» SET PROBLEM: Only lines holding the word "this" should be copied from the material.

» THE INPUT:

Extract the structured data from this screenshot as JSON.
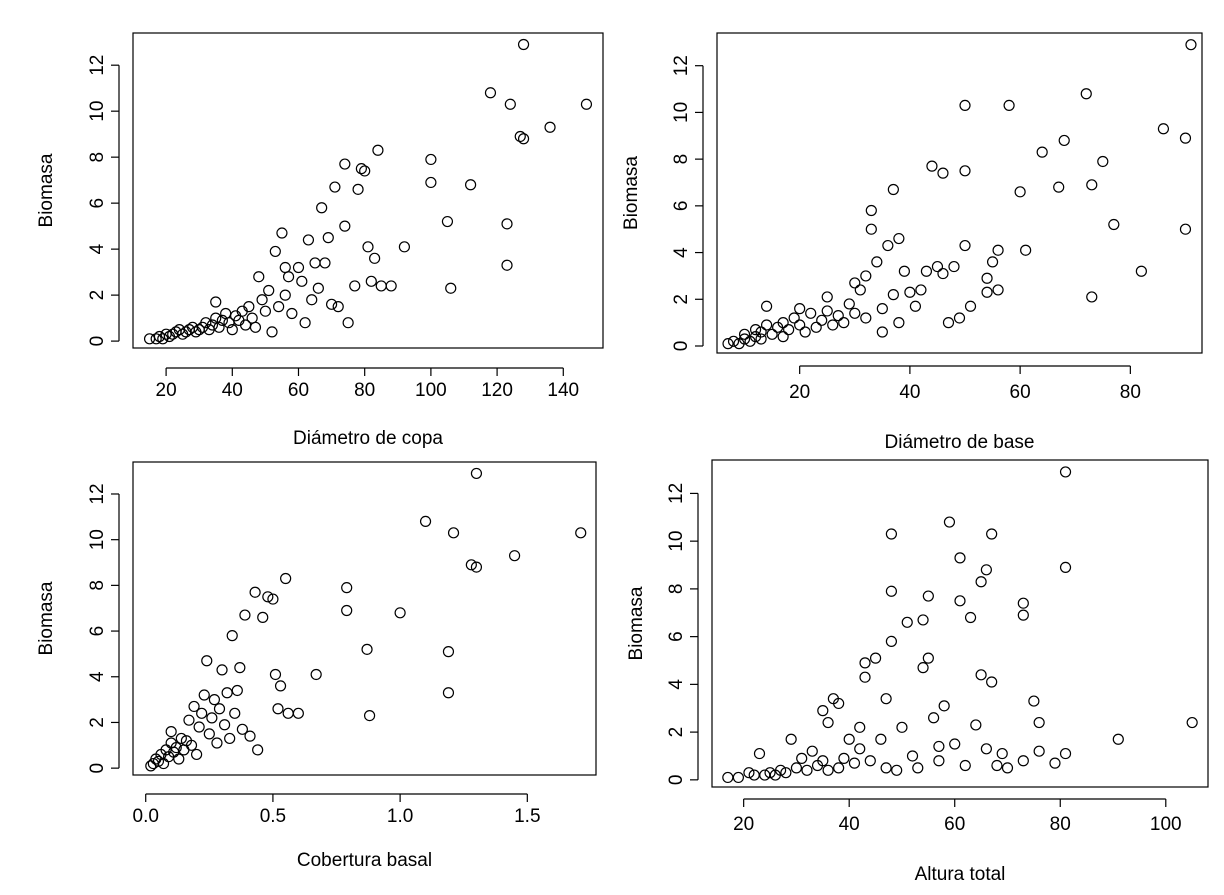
{
  "figure": {
    "description_free": true
  },
  "chart_data": [
    {
      "type": "scatter",
      "xlabel": "Diámetro de copa",
      "ylabel": "Biomasa",
      "xlim": [
        10,
        152
      ],
      "ylim": [
        -0.3,
        13.4
      ],
      "xticks": [
        20,
        40,
        60,
        80,
        100,
        120,
        140
      ],
      "yticks": [
        0,
        2,
        4,
        6,
        8,
        10,
        12
      ],
      "points": [
        [
          15,
          0.1
        ],
        [
          17,
          0.1
        ],
        [
          18,
          0.2
        ],
        [
          19,
          0.1
        ],
        [
          20,
          0.3
        ],
        [
          21,
          0.2
        ],
        [
          22,
          0.3
        ],
        [
          23,
          0.4
        ],
        [
          24,
          0.5
        ],
        [
          25,
          0.3
        ],
        [
          26,
          0.4
        ],
        [
          27,
          0.5
        ],
        [
          28,
          0.6
        ],
        [
          29,
          0.4
        ],
        [
          30,
          0.5
        ],
        [
          31,
          0.6
        ],
        [
          32,
          0.8
        ],
        [
          33,
          0.5
        ],
        [
          34,
          0.7
        ],
        [
          35,
          1.0
        ],
        [
          35,
          1.7
        ],
        [
          36,
          0.6
        ],
        [
          37,
          0.9
        ],
        [
          38,
          1.2
        ],
        [
          39,
          0.8
        ],
        [
          40,
          0.5
        ],
        [
          41,
          1.1
        ],
        [
          42,
          0.9
        ],
        [
          43,
          1.3
        ],
        [
          44,
          0.7
        ],
        [
          45,
          1.5
        ],
        [
          46,
          1.0
        ],
        [
          47,
          0.6
        ],
        [
          48,
          2.8
        ],
        [
          49,
          1.8
        ],
        [
          50,
          1.3
        ],
        [
          51,
          2.2
        ],
        [
          52,
          0.4
        ],
        [
          53,
          3.9
        ],
        [
          54,
          1.5
        ],
        [
          55,
          4.7
        ],
        [
          56,
          3.2
        ],
        [
          56,
          2.0
        ],
        [
          57,
          2.8
        ],
        [
          58,
          1.2
        ],
        [
          60,
          3.2
        ],
        [
          61,
          2.6
        ],
        [
          62,
          0.8
        ],
        [
          63,
          4.4
        ],
        [
          64,
          1.8
        ],
        [
          65,
          3.4
        ],
        [
          66,
          2.3
        ],
        [
          67,
          5.8
        ],
        [
          68,
          3.4
        ],
        [
          69,
          4.5
        ],
        [
          70,
          1.6
        ],
        [
          71,
          6.7
        ],
        [
          72,
          1.5
        ],
        [
          74,
          7.7
        ],
        [
          74,
          5.0
        ],
        [
          75,
          0.8
        ],
        [
          77,
          2.4
        ],
        [
          78,
          6.6
        ],
        [
          79,
          7.5
        ],
        [
          80,
          7.4
        ],
        [
          81,
          4.1
        ],
        [
          82,
          2.6
        ],
        [
          83,
          3.6
        ],
        [
          84,
          8.3
        ],
        [
          85,
          2.4
        ],
        [
          88,
          2.4
        ],
        [
          92,
          4.1
        ],
        [
          100,
          7.9
        ],
        [
          100,
          6.9
        ],
        [
          105,
          5.2
        ],
        [
          106,
          2.3
        ],
        [
          112,
          6.8
        ],
        [
          118,
          10.8
        ],
        [
          123,
          5.1
        ],
        [
          123,
          3.3
        ],
        [
          124,
          10.3
        ],
        [
          127,
          8.9
        ],
        [
          128,
          12.9
        ],
        [
          128,
          8.8
        ],
        [
          136,
          9.3
        ],
        [
          147,
          10.3
        ]
      ]
    },
    {
      "type": "scatter",
      "xlabel": "Diámetro de base",
      "ylabel": "Biomasa",
      "xlim": [
        5,
        93
      ],
      "ylim": [
        -0.3,
        13.4
      ],
      "xticks": [
        20,
        40,
        60,
        80
      ],
      "yticks": [
        0,
        2,
        4,
        6,
        8,
        10,
        12
      ],
      "points": [
        [
          7,
          0.1
        ],
        [
          8,
          0.2
        ],
        [
          9,
          0.1
        ],
        [
          10,
          0.3
        ],
        [
          10,
          0.5
        ],
        [
          11,
          0.2
        ],
        [
          12,
          0.4
        ],
        [
          12,
          0.7
        ],
        [
          13,
          0.3
        ],
        [
          13,
          0.6
        ],
        [
          14,
          0.9
        ],
        [
          14,
          1.7
        ],
        [
          15,
          0.5
        ],
        [
          16,
          0.8
        ],
        [
          17,
          0.4
        ],
        [
          17,
          1.0
        ],
        [
          18,
          0.7
        ],
        [
          19,
          1.2
        ],
        [
          20,
          0.9
        ],
        [
          20,
          1.6
        ],
        [
          21,
          0.6
        ],
        [
          22,
          1.4
        ],
        [
          23,
          0.8
        ],
        [
          24,
          1.1
        ],
        [
          25,
          1.5
        ],
        [
          25,
          2.1
        ],
        [
          26,
          0.9
        ],
        [
          27,
          1.3
        ],
        [
          28,
          1.0
        ],
        [
          29,
          1.8
        ],
        [
          30,
          2.7
        ],
        [
          30,
          1.4
        ],
        [
          31,
          2.4
        ],
        [
          32,
          3.0
        ],
        [
          32,
          1.2
        ],
        [
          33,
          5.0
        ],
        [
          33,
          5.8
        ],
        [
          34,
          3.6
        ],
        [
          35,
          1.6
        ],
        [
          35,
          0.6
        ],
        [
          36,
          4.3
        ],
        [
          37,
          6.7
        ],
        [
          37,
          2.2
        ],
        [
          38,
          4.6
        ],
        [
          38,
          1.0
        ],
        [
          39,
          3.2
        ],
        [
          40,
          2.3
        ],
        [
          41,
          1.7
        ],
        [
          42,
          2.4
        ],
        [
          43,
          3.2
        ],
        [
          44,
          7.7
        ],
        [
          45,
          3.4
        ],
        [
          46,
          7.4
        ],
        [
          46,
          3.1
        ],
        [
          47,
          1.0
        ],
        [
          48,
          3.4
        ],
        [
          49,
          1.2
        ],
        [
          50,
          10.3
        ],
        [
          50,
          7.5
        ],
        [
          50,
          4.3
        ],
        [
          51,
          1.7
        ],
        [
          54,
          2.9
        ],
        [
          54,
          2.3
        ],
        [
          55,
          3.6
        ],
        [
          56,
          4.1
        ],
        [
          56,
          2.4
        ],
        [
          58,
          10.3
        ],
        [
          60,
          6.6
        ],
        [
          61,
          4.1
        ],
        [
          64,
          8.3
        ],
        [
          67,
          6.8
        ],
        [
          68,
          8.8
        ],
        [
          72,
          10.8
        ],
        [
          73,
          6.9
        ],
        [
          73,
          2.1
        ],
        [
          75,
          7.9
        ],
        [
          77,
          5.2
        ],
        [
          82,
          3.2
        ],
        [
          86,
          9.3
        ],
        [
          90,
          5.0
        ],
        [
          90,
          8.9
        ],
        [
          91,
          12.9
        ]
      ]
    },
    {
      "type": "scatter",
      "xlabel": "Cobertura basal",
      "ylabel": "Biomasa",
      "xlim": [
        -0.05,
        1.77
      ],
      "ylim": [
        -0.3,
        13.4
      ],
      "xticks": [
        "0.0",
        "0.5",
        "1.0",
        "1.5"
      ],
      "yticks": [
        0,
        2,
        4,
        6,
        8,
        10,
        12
      ],
      "points": [
        [
          0.02,
          0.1
        ],
        [
          0.03,
          0.2
        ],
        [
          0.04,
          0.4
        ],
        [
          0.05,
          0.3
        ],
        [
          0.06,
          0.6
        ],
        [
          0.07,
          0.2
        ],
        [
          0.08,
          0.8
        ],
        [
          0.09,
          0.5
        ],
        [
          0.1,
          1.1
        ],
        [
          0.1,
          1.6
        ],
        [
          0.11,
          0.7
        ],
        [
          0.12,
          0.9
        ],
        [
          0.13,
          0.4
        ],
        [
          0.14,
          1.3
        ],
        [
          0.15,
          0.8
        ],
        [
          0.16,
          1.2
        ],
        [
          0.17,
          2.1
        ],
        [
          0.18,
          1.0
        ],
        [
          0.19,
          2.7
        ],
        [
          0.2,
          0.6
        ],
        [
          0.21,
          1.8
        ],
        [
          0.22,
          2.4
        ],
        [
          0.23,
          3.2
        ],
        [
          0.24,
          4.7
        ],
        [
          0.25,
          1.5
        ],
        [
          0.26,
          2.2
        ],
        [
          0.27,
          3.0
        ],
        [
          0.28,
          1.1
        ],
        [
          0.29,
          2.6
        ],
        [
          0.3,
          4.3
        ],
        [
          0.31,
          1.9
        ],
        [
          0.32,
          3.3
        ],
        [
          0.33,
          1.3
        ],
        [
          0.34,
          5.8
        ],
        [
          0.35,
          2.4
        ],
        [
          0.36,
          3.4
        ],
        [
          0.37,
          4.4
        ],
        [
          0.38,
          1.7
        ],
        [
          0.39,
          6.7
        ],
        [
          0.41,
          1.4
        ],
        [
          0.43,
          7.7
        ],
        [
          0.44,
          0.8
        ],
        [
          0.46,
          6.6
        ],
        [
          0.48,
          7.5
        ],
        [
          0.5,
          7.4
        ],
        [
          0.51,
          4.1
        ],
        [
          0.52,
          2.6
        ],
        [
          0.53,
          3.6
        ],
        [
          0.55,
          8.3
        ],
        [
          0.56,
          2.4
        ],
        [
          0.6,
          2.4
        ],
        [
          0.67,
          4.1
        ],
        [
          0.79,
          7.9
        ],
        [
          0.79,
          6.9
        ],
        [
          0.87,
          5.2
        ],
        [
          0.88,
          2.3
        ],
        [
          1.0,
          6.8
        ],
        [
          1.1,
          10.8
        ],
        [
          1.19,
          5.1
        ],
        [
          1.19,
          3.3
        ],
        [
          1.21,
          10.3
        ],
        [
          1.28,
          8.9
        ],
        [
          1.3,
          12.9
        ],
        [
          1.3,
          8.8
        ],
        [
          1.45,
          9.3
        ],
        [
          1.71,
          10.3
        ]
      ]
    },
    {
      "type": "scatter",
      "xlabel": "Altura total",
      "ylabel": "Biomasa",
      "xlim": [
        14,
        108
      ],
      "ylim": [
        -0.3,
        13.4
      ],
      "xticks": [
        20,
        40,
        60,
        80,
        100
      ],
      "yticks": [
        0,
        2,
        4,
        6,
        8,
        10,
        12
      ],
      "points": [
        [
          17,
          0.1
        ],
        [
          19,
          0.1
        ],
        [
          21,
          0.3
        ],
        [
          22,
          0.2
        ],
        [
          23,
          1.1
        ],
        [
          24,
          0.2
        ],
        [
          25,
          0.3
        ],
        [
          26,
          0.2
        ],
        [
          27,
          0.4
        ],
        [
          28,
          0.3
        ],
        [
          29,
          1.7
        ],
        [
          30,
          0.5
        ],
        [
          31,
          0.9
        ],
        [
          32,
          0.4
        ],
        [
          33,
          1.2
        ],
        [
          34,
          0.6
        ],
        [
          35,
          0.8
        ],
        [
          35,
          2.9
        ],
        [
          36,
          0.4
        ],
        [
          36,
          2.4
        ],
        [
          37,
          3.4
        ],
        [
          38,
          0.5
        ],
        [
          38,
          3.2
        ],
        [
          39,
          0.9
        ],
        [
          40,
          1.7
        ],
        [
          41,
          0.7
        ],
        [
          42,
          1.3
        ],
        [
          42,
          2.2
        ],
        [
          43,
          4.3
        ],
        [
          43,
          4.9
        ],
        [
          44,
          0.8
        ],
        [
          45,
          5.1
        ],
        [
          46,
          1.7
        ],
        [
          47,
          3.4
        ],
        [
          47,
          0.5
        ],
        [
          48,
          5.8
        ],
        [
          48,
          7.9
        ],
        [
          48,
          10.3
        ],
        [
          49,
          0.4
        ],
        [
          50,
          2.2
        ],
        [
          51,
          6.6
        ],
        [
          52,
          1.0
        ],
        [
          53,
          0.5
        ],
        [
          54,
          4.7
        ],
        [
          54,
          6.7
        ],
        [
          55,
          7.7
        ],
        [
          55,
          5.1
        ],
        [
          56,
          2.6
        ],
        [
          57,
          1.4
        ],
        [
          57,
          0.8
        ],
        [
          58,
          3.1
        ],
        [
          59,
          10.8
        ],
        [
          60,
          1.5
        ],
        [
          61,
          9.3
        ],
        [
          61,
          7.5
        ],
        [
          62,
          0.6
        ],
        [
          63,
          6.8
        ],
        [
          64,
          2.3
        ],
        [
          65,
          8.3
        ],
        [
          65,
          4.4
        ],
        [
          66,
          8.8
        ],
        [
          66,
          1.3
        ],
        [
          67,
          10.3
        ],
        [
          67,
          4.1
        ],
        [
          68,
          0.6
        ],
        [
          69,
          1.1
        ],
        [
          70,
          0.5
        ],
        [
          73,
          7.4
        ],
        [
          73,
          6.9
        ],
        [
          73,
          0.8
        ],
        [
          75,
          3.3
        ],
        [
          76,
          2.4
        ],
        [
          76,
          1.2
        ],
        [
          79,
          0.7
        ],
        [
          81,
          12.9
        ],
        [
          81,
          8.9
        ],
        [
          81,
          1.1
        ],
        [
          91,
          1.7
        ],
        [
          105,
          2.4
        ]
      ]
    }
  ]
}
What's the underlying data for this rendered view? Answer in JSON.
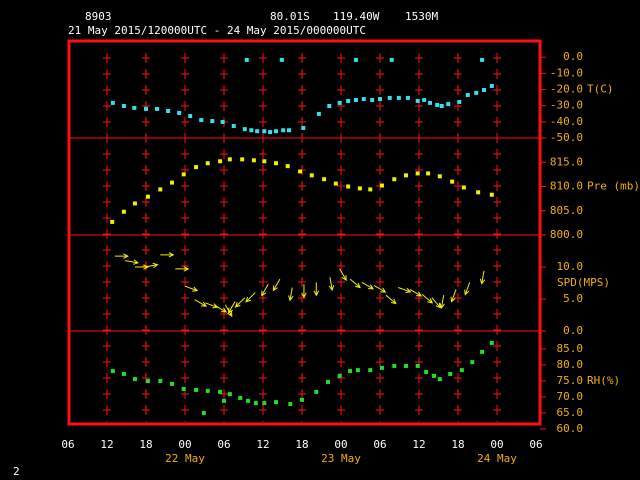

» RESULT:
Extract the structured data from this screenshot as JSON.
What's the underlying data for this rendered view? Answer in JSON.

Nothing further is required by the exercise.